CHALLENGE ▸
Your answer must consist solely of the number of lines that contain the word "Gandhinagar".

INFORMATION GIVEN ▸
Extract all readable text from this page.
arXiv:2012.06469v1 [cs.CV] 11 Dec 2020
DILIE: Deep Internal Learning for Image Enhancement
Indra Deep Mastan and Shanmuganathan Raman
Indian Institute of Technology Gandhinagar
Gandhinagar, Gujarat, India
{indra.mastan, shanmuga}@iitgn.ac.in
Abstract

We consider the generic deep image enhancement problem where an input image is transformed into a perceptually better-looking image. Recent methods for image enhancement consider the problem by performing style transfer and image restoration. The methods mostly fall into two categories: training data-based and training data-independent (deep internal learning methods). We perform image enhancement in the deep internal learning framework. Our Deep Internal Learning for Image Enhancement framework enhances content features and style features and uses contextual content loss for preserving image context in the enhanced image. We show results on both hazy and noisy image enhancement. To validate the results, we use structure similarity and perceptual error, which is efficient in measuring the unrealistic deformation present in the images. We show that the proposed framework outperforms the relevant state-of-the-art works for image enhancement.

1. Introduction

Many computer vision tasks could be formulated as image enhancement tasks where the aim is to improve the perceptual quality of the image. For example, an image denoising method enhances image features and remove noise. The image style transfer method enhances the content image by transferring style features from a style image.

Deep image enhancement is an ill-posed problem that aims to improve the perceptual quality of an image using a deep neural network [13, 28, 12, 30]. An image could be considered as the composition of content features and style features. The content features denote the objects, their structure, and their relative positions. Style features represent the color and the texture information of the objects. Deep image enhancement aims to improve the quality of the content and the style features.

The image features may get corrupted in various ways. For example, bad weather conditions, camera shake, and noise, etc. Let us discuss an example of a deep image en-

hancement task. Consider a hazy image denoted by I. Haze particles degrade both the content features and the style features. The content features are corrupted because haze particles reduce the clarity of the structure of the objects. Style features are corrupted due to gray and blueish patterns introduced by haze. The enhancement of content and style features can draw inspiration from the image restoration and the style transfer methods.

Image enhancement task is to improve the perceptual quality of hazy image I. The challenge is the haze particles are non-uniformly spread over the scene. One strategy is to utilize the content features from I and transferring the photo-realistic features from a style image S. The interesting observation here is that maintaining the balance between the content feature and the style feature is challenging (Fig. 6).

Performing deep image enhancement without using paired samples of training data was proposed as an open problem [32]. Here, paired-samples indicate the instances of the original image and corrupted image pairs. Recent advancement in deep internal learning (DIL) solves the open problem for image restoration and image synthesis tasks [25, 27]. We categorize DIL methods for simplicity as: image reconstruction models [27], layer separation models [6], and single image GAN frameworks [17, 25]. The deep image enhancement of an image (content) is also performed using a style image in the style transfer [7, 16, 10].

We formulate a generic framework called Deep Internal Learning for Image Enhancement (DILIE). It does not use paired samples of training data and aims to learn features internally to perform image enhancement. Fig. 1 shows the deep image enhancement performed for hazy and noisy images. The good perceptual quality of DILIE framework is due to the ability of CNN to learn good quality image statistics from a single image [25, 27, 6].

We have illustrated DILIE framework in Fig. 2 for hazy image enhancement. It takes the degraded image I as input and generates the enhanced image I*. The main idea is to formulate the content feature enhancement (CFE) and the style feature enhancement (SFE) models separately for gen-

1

ANSWER BELOW ▸
2